WORK INSTRUCTIONS: Give only one thing: the number of lines that include the word "JSON".

— START GIVEN ENTRIES —

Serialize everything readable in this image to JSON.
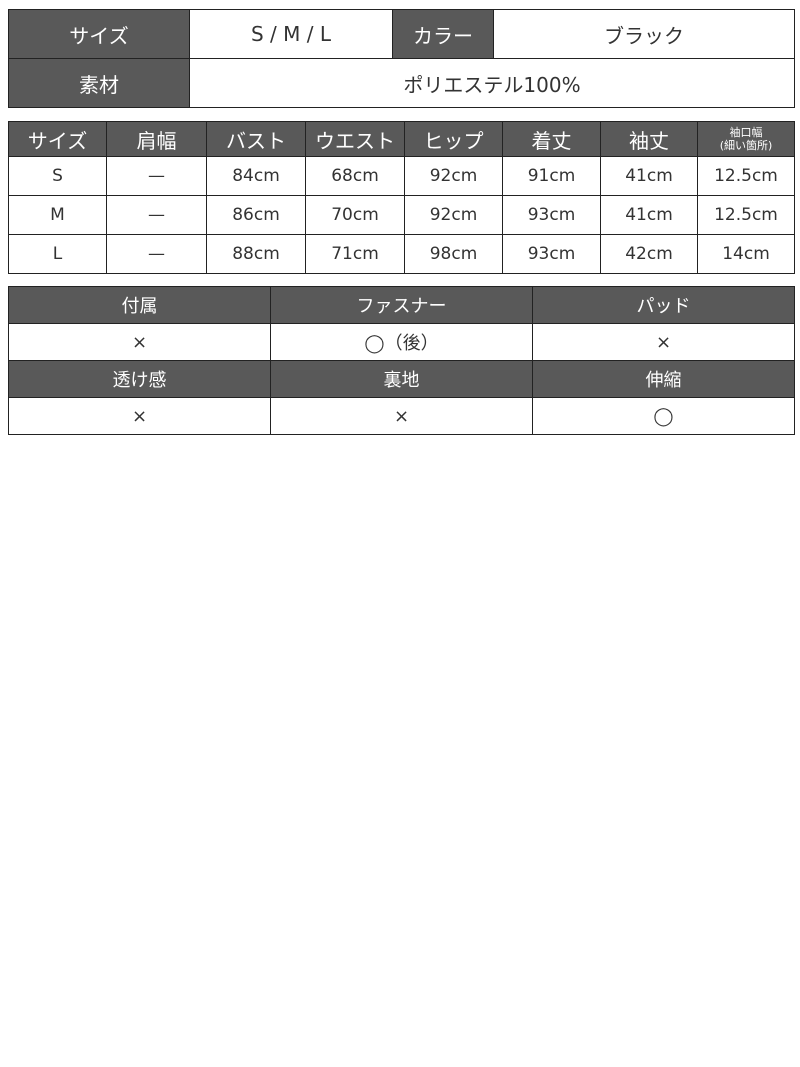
{
  "spec": {
    "size_label": "サイズ",
    "size_value": "S / M / L",
    "color_label": "カラー",
    "color_value": "ブラック",
    "material_label": "素材",
    "material_value": "ポリエステル100%"
  },
  "size_table": {
    "headers": [
      "サイズ",
      "肩幅",
      "バスト",
      "ウエスト",
      "ヒップ",
      "着丈",
      "袖丈"
    ],
    "cuff_header_line1": "袖口幅",
    "cuff_header_line2": "(細い箇所)",
    "rows": [
      [
        "S",
        "—",
        "84cm",
        "68cm",
        "92cm",
        "91cm",
        "41cm",
        "12.5cm"
      ],
      [
        "M",
        "—",
        "86cm",
        "70cm",
        "92cm",
        "93cm",
        "41cm",
        "12.5cm"
      ],
      [
        "L",
        "—",
        "88cm",
        "71cm",
        "98cm",
        "93cm",
        "42cm",
        "14cm"
      ]
    ]
  },
  "features": {
    "headers1": [
      "付属",
      "ファスナー",
      "パッド"
    ],
    "values1": [
      "×",
      "◯（後）",
      "×"
    ],
    "headers2": [
      "透け感",
      "裏地",
      "伸縮"
    ],
    "values2": [
      "×",
      "×",
      "◯"
    ]
  }
}
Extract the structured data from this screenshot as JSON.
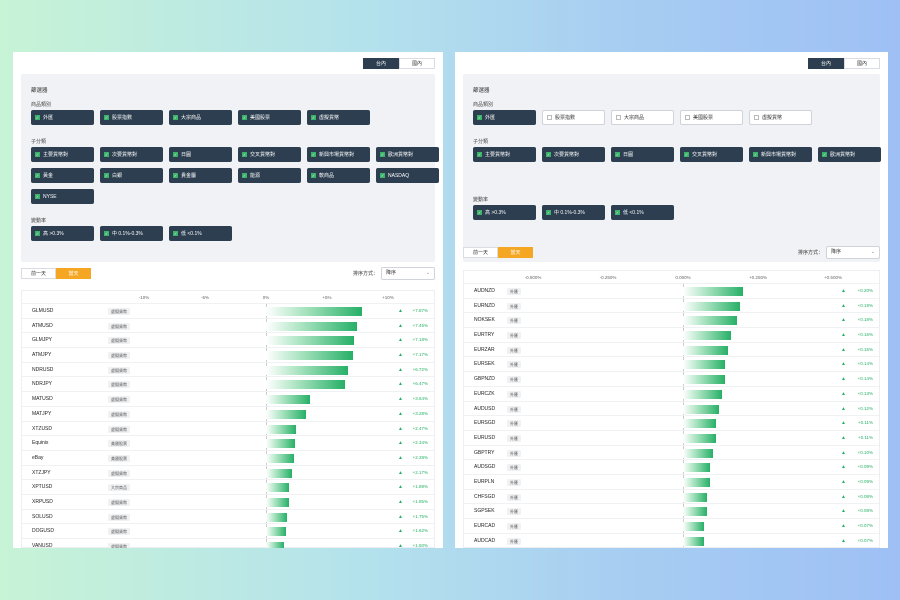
{
  "left": {
    "top_buttons": [
      "台內",
      "國內"
    ],
    "filter_title": "篩選器",
    "groups": [
      {
        "label": "商品類別",
        "items": [
          {
            "text": "外匯",
            "checked": true
          },
          {
            "text": "股票指數",
            "checked": true
          },
          {
            "text": "大宗商品",
            "checked": true
          },
          {
            "text": "美國股票",
            "checked": true
          },
          {
            "text": "虛擬貨幣",
            "checked": true
          }
        ]
      },
      {
        "label": "子分類",
        "items": [
          {
            "text": "主要貨幣對",
            "checked": true
          },
          {
            "text": "次要貨幣對",
            "checked": true
          },
          {
            "text": "日圓",
            "checked": true
          },
          {
            "text": "交叉貨幣對",
            "checked": true
          },
          {
            "text": "新興市場貨幣對",
            "checked": true
          },
          {
            "text": "歐洲貨幣對",
            "checked": true
          },
          {
            "text": "黃金",
            "checked": true
          },
          {
            "text": "白銀",
            "checked": true
          },
          {
            "text": "貴金屬",
            "checked": true
          },
          {
            "text": "能源",
            "checked": true
          },
          {
            "text": "軟商品",
            "checked": true
          },
          {
            "text": "NASDAQ",
            "checked": true
          },
          {
            "text": "NYSE",
            "checked": true
          }
        ]
      },
      {
        "label": "變動率",
        "items": [
          {
            "text": "高 >0.3%",
            "checked": true
          },
          {
            "text": "中 0.1%-0.3%",
            "checked": true
          },
          {
            "text": "低 <0.1%",
            "checked": true
          }
        ]
      }
    ],
    "day_buttons": [
      "前一天",
      "當天"
    ],
    "sort_label": "排序方式：",
    "sort_value": "降序",
    "axis_ticks": [
      {
        "label": "-10%",
        "v": -10
      },
      {
        "label": "-5%",
        "v": -5
      },
      {
        "label": "0%",
        "v": 0
      },
      {
        "label": "+5%",
        "v": 5
      },
      {
        "label": "+10%",
        "v": 10
      }
    ],
    "axis_min": -10,
    "axis_max": 10,
    "rows": [
      {
        "symbol": "GLMUSD",
        "tag": "虛擬貨幣",
        "value": 7.87,
        "label": "+7.87%"
      },
      {
        "symbol": "ATMUSD",
        "tag": "虛擬貨幣",
        "value": 7.45,
        "label": "+7.45%"
      },
      {
        "symbol": "GLMJPY",
        "tag": "虛擬貨幣",
        "value": 7.18,
        "label": "+7.18%"
      },
      {
        "symbol": "ATMJPY",
        "tag": "虛擬貨幣",
        "value": 7.17,
        "label": "+7.17%"
      },
      {
        "symbol": "NDRUSD",
        "tag": "虛擬貨幣",
        "value": 6.72,
        "label": "+6.72%"
      },
      {
        "symbol": "NDRJPY",
        "tag": "虛擬貨幣",
        "value": 6.47,
        "label": "+6.47%"
      },
      {
        "symbol": "MATUSD",
        "tag": "虛擬貨幣",
        "value": 3.64,
        "label": "+3.64%"
      },
      {
        "symbol": "MATJPY",
        "tag": "虛擬貨幣",
        "value": 3.28,
        "label": "+3.28%"
      },
      {
        "symbol": "XTZUSD",
        "tag": "虛擬貨幣",
        "value": 2.47,
        "label": "+2.47%"
      },
      {
        "symbol": "Equinix",
        "tag": "美國股票",
        "value": 2.34,
        "label": "+2.34%"
      },
      {
        "symbol": "eBay",
        "tag": "美國股票",
        "value": 2.28,
        "label": "+2.28%"
      },
      {
        "symbol": "XTZJPY",
        "tag": "虛擬貨幣",
        "value": 2.17,
        "label": "+2.17%"
      },
      {
        "symbol": "XPTUSD",
        "tag": "大宗商品",
        "value": 1.89,
        "label": "+1.89%"
      },
      {
        "symbol": "XRPUSD",
        "tag": "虛擬貨幣",
        "value": 1.85,
        "label": "+1.85%"
      },
      {
        "symbol": "SOLUSD",
        "tag": "虛擬貨幣",
        "value": 1.75,
        "label": "+1.75%"
      },
      {
        "symbol": "DOGUSD",
        "tag": "虛擬貨幣",
        "value": 1.62,
        "label": "+1.62%"
      },
      {
        "symbol": "VANUSD",
        "tag": "虛擬貨幣",
        "value": 1.5,
        "label": "+1.50%"
      }
    ]
  },
  "right": {
    "top_buttons": [
      "台內",
      "國內"
    ],
    "filter_title": "篩選器",
    "groups": [
      {
        "label": "商品類別",
        "items": [
          {
            "text": "外匯",
            "checked": true
          },
          {
            "text": "股票指數",
            "checked": false
          },
          {
            "text": "大宗商品",
            "checked": false
          },
          {
            "text": "美國股票",
            "checked": false
          },
          {
            "text": "虛擬貨幣",
            "checked": false
          }
        ]
      },
      {
        "label": "子分類",
        "items": [
          {
            "text": "主要貨幣對",
            "checked": true
          },
          {
            "text": "次要貨幣對",
            "checked": true
          },
          {
            "text": "日圓",
            "checked": true
          },
          {
            "text": "交叉貨幣對",
            "checked": true
          },
          {
            "text": "新興市場貨幣對",
            "checked": true
          },
          {
            "text": "歐洲貨幣對",
            "checked": true
          }
        ]
      },
      {
        "label": "變動率",
        "items": [
          {
            "text": "高 >0.3%",
            "checked": true
          },
          {
            "text": "中 0.1%-0.3%",
            "checked": true
          },
          {
            "text": "低 <0.1%",
            "checked": true
          }
        ]
      }
    ],
    "day_buttons": [
      "前一天",
      "當天"
    ],
    "sort_label": "排序方式：",
    "sort_value": "降序",
    "axis_ticks": [
      {
        "label": "-0.500%",
        "v": -0.5
      },
      {
        "label": "-0.250%",
        "v": -0.25
      },
      {
        "label": "0.000%",
        "v": 0
      },
      {
        "label": "+0.250%",
        "v": 0.25
      },
      {
        "label": "+0.500%",
        "v": 0.5
      }
    ],
    "axis_min": -0.5,
    "axis_max": 0.5,
    "rows": [
      {
        "symbol": "AUDNZD",
        "tag": "外匯",
        "value": 0.2,
        "label": "+0.20%"
      },
      {
        "symbol": "EURNZD",
        "tag": "外匯",
        "value": 0.19,
        "label": "+0.19%"
      },
      {
        "symbol": "NOKSEK",
        "tag": "外匯",
        "value": 0.18,
        "label": "+0.18%"
      },
      {
        "symbol": "EURTRY",
        "tag": "外匯",
        "value": 0.16,
        "label": "+0.16%"
      },
      {
        "symbol": "EURZAR",
        "tag": "外匯",
        "value": 0.15,
        "label": "+0.15%"
      },
      {
        "symbol": "EURSEK",
        "tag": "外匯",
        "value": 0.14,
        "label": "+0.14%"
      },
      {
        "symbol": "GBPNZD",
        "tag": "外匯",
        "value": 0.14,
        "label": "+0.14%"
      },
      {
        "symbol": "EURCZK",
        "tag": "外匯",
        "value": 0.13,
        "label": "+0.13%"
      },
      {
        "symbol": "AUDUSD",
        "tag": "外匯",
        "value": 0.12,
        "label": "+0.12%"
      },
      {
        "symbol": "EURSGD",
        "tag": "外匯",
        "value": 0.11,
        "label": "+0.11%"
      },
      {
        "symbol": "EURUSD",
        "tag": "外匯",
        "value": 0.11,
        "label": "+0.11%"
      },
      {
        "symbol": "GBPTRY",
        "tag": "外匯",
        "value": 0.1,
        "label": "+0.10%"
      },
      {
        "symbol": "AUDSGD",
        "tag": "外匯",
        "value": 0.09,
        "label": "+0.09%"
      },
      {
        "symbol": "EURPLN",
        "tag": "外匯",
        "value": 0.09,
        "label": "+0.09%"
      },
      {
        "symbol": "CHFSGD",
        "tag": "外匯",
        "value": 0.08,
        "label": "+0.08%"
      },
      {
        "symbol": "SGPSEK",
        "tag": "外匯",
        "value": 0.08,
        "label": "+0.08%"
      },
      {
        "symbol": "EURCAD",
        "tag": "外匯",
        "value": 0.07,
        "label": "+0.07%"
      },
      {
        "symbol": "AUDCAD",
        "tag": "外匯",
        "value": 0.07,
        "label": "+0.07%"
      }
    ]
  },
  "colors": {
    "navy": "#2c3e50",
    "orange": "#f5a623",
    "green": "#27b067"
  },
  "icons": {
    "check": "check-icon",
    "up": "arrow-up-icon",
    "chevron": "chevron-down-icon"
  }
}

— END GIVEN ENTRIES —

FINISHED EXERCISE: 2